> [ENTRIES]:
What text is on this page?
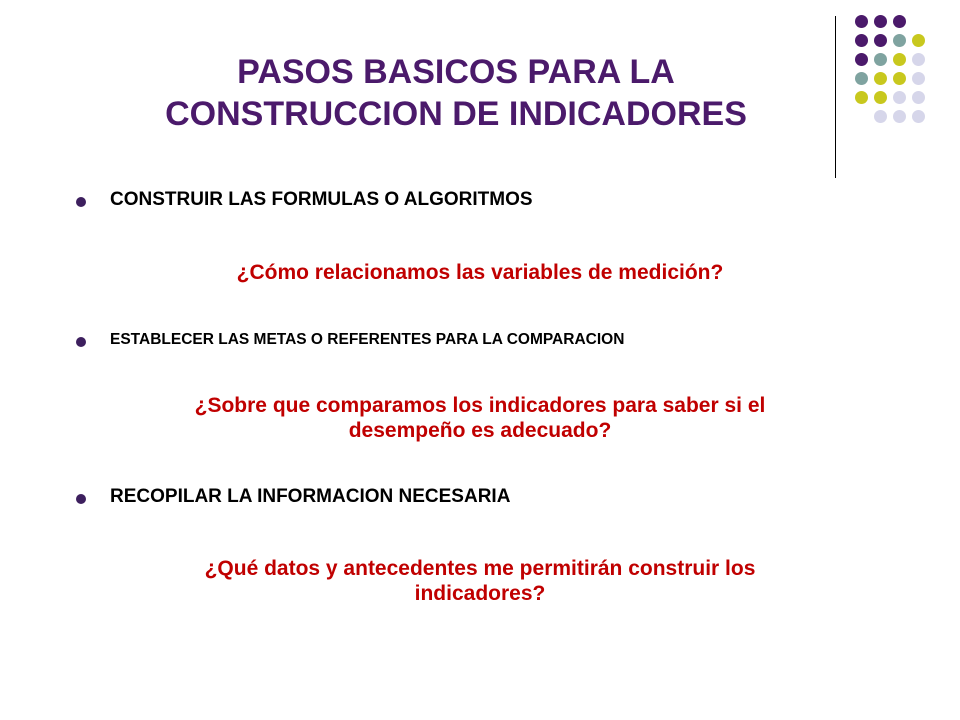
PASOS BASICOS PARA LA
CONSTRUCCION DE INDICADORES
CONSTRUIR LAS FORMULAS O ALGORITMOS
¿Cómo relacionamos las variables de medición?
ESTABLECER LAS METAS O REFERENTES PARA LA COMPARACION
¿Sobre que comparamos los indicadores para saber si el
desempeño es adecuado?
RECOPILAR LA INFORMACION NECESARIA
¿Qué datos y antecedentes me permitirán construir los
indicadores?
...
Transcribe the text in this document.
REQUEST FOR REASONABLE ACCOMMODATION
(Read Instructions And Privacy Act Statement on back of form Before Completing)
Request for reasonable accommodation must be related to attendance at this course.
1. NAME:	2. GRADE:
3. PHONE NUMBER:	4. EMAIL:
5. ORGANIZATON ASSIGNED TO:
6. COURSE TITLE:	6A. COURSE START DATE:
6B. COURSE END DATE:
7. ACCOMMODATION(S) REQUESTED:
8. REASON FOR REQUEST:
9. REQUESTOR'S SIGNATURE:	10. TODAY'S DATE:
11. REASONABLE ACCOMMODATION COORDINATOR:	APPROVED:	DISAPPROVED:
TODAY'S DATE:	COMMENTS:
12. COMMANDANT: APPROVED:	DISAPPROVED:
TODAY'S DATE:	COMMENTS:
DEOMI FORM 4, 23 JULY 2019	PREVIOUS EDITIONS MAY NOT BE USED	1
--
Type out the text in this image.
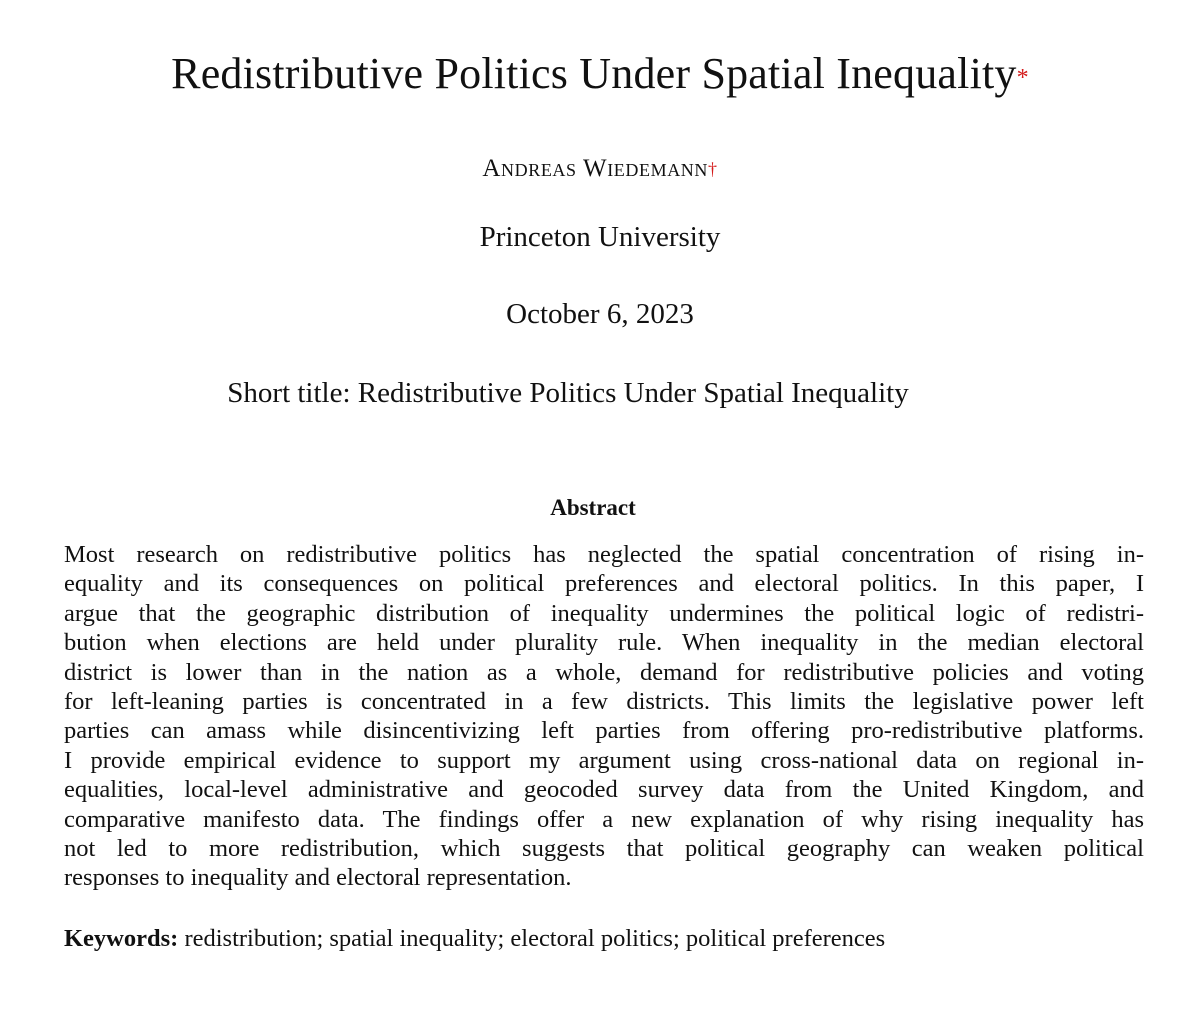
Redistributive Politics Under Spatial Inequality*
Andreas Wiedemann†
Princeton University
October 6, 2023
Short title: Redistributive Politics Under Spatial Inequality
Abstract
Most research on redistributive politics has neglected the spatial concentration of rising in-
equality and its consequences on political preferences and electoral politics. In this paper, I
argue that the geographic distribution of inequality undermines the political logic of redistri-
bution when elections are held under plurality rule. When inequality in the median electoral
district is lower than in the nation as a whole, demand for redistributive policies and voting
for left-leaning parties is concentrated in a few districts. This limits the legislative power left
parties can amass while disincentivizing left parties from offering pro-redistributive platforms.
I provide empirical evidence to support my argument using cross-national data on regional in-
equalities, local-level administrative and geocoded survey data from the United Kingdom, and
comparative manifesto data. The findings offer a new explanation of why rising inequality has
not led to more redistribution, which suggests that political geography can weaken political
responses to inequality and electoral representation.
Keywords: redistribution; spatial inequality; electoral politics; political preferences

> [TASK DIRECTIONS]: Copy each line that holds the word "rising".

> [RESULT OF THIS TASK]:
Most research on redistributive politics has neglected the spatial concentration of rising in-
comparative manifesto data. The findings offer a new explanation of why rising inequality has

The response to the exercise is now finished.